Dataset records:
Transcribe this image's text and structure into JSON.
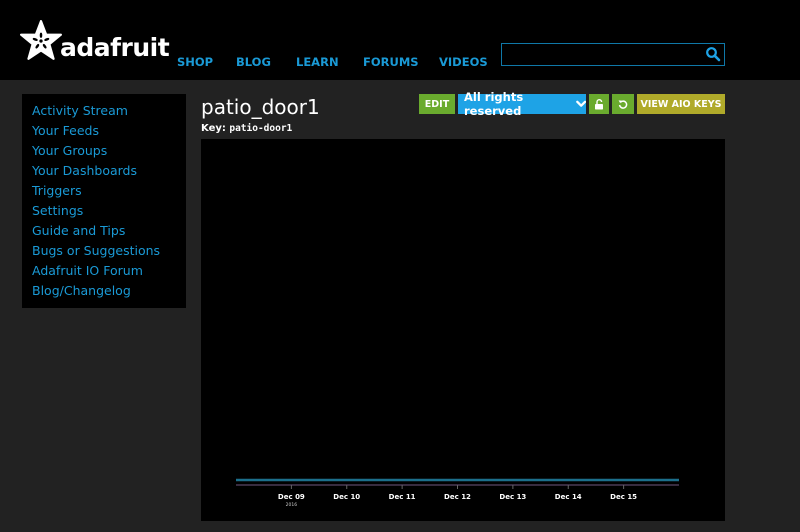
{
  "header": {
    "logo_text": "adafruit",
    "nav": [
      "SHOP",
      "BLOG",
      "LEARN",
      "FORUMS",
      "VIDEOS"
    ],
    "search": {
      "value": "",
      "placeholder": ""
    }
  },
  "sidebar": {
    "items": [
      {
        "label": "Activity Stream"
      },
      {
        "label": "Your Feeds"
      },
      {
        "label": "Your Groups"
      },
      {
        "label": "Your Dashboards"
      },
      {
        "label": "Triggers"
      },
      {
        "label": "Settings"
      },
      {
        "label": "Guide and Tips"
      },
      {
        "label": "Bugs or Suggestions"
      },
      {
        "label": "Adafruit IO Forum"
      },
      {
        "label": "Blog/Changelog"
      }
    ]
  },
  "feed": {
    "title": "patio_door1",
    "key_label": "Key:",
    "key_value": "patio-door1"
  },
  "toolbar": {
    "edit_label": "EDIT",
    "rights_label": "All rights reserved",
    "lock_icon": "unlock-icon",
    "reset_icon": "refresh-icon",
    "keys_label": "VIEW AIO KEYS"
  },
  "colors": {
    "link": "#1a9ad6",
    "edit": "#6aab2e",
    "rights": "#1ea3e6",
    "keys": "#b0aa2a",
    "series": "#1c6f8c"
  },
  "chart_data": {
    "type": "line",
    "title": "",
    "xlabel": "",
    "ylabel": "",
    "x_ticks": [
      "Dec 09",
      "Dec 10",
      "Dec 11",
      "Dec 12",
      "Dec 13",
      "Dec 14",
      "Dec 15"
    ],
    "x_year_label": "2016",
    "series": [
      {
        "name": "patio_door1",
        "x": [
          "Dec 08",
          "Dec 09",
          "Dec 10",
          "Dec 11",
          "Dec 12",
          "Dec 13",
          "Dec 14",
          "Dec 15",
          "Dec 16"
        ],
        "values": [
          0,
          0,
          0,
          0,
          0,
          0,
          0,
          0,
          0
        ]
      }
    ],
    "ylim": [
      0,
      1
    ],
    "grid": false,
    "legend": "none"
  }
}
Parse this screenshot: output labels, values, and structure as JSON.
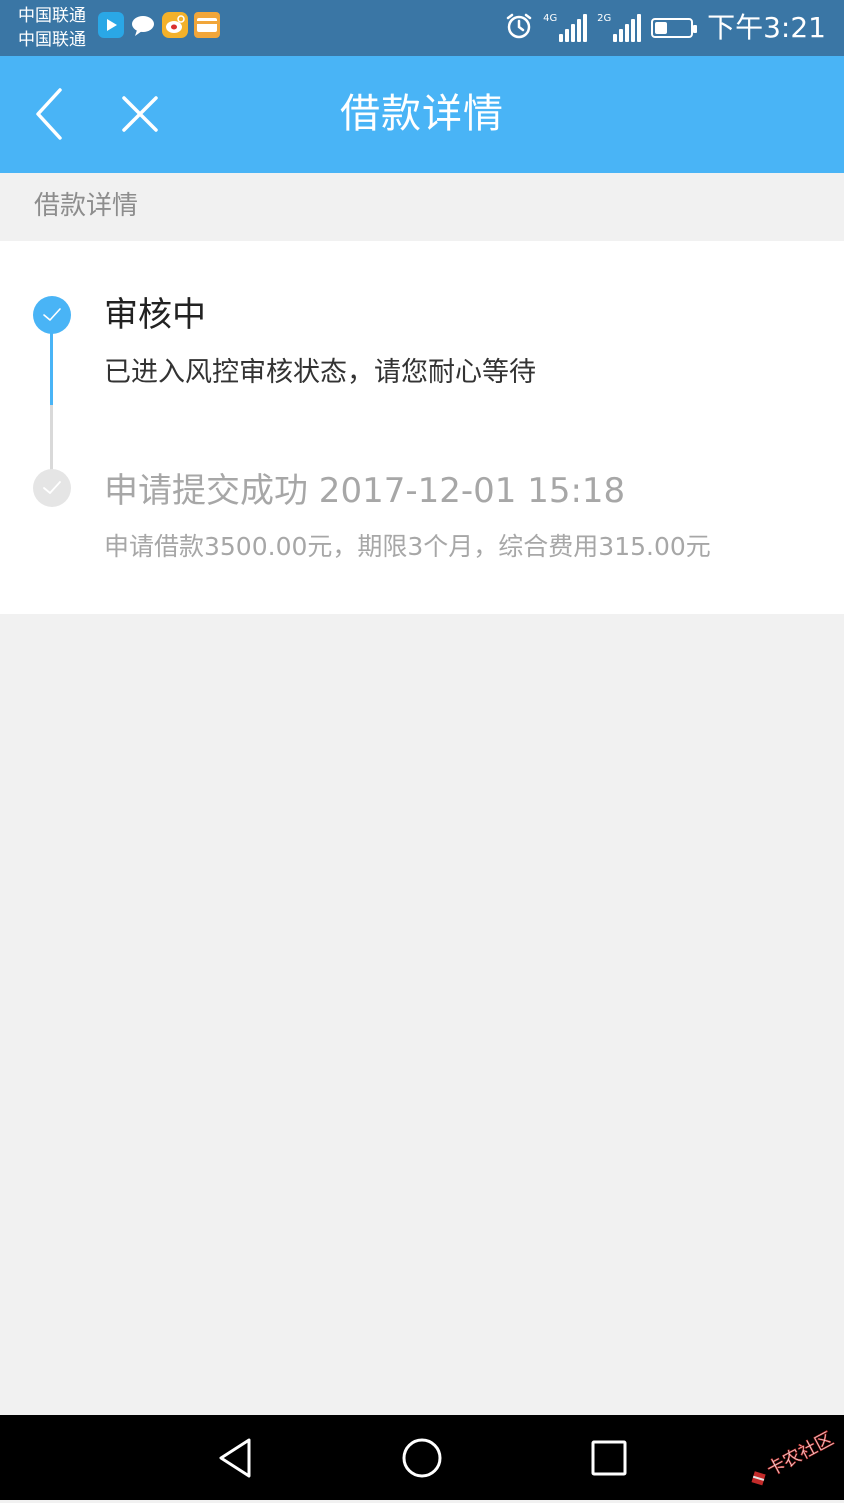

TO DO = Pick out and copy the lines of the material that include the word "structure".

RESPONSE BELOW =
Transcribe this image's text and structure into JSON.
Parse this screenshot: output labels, values, and structure as JSON.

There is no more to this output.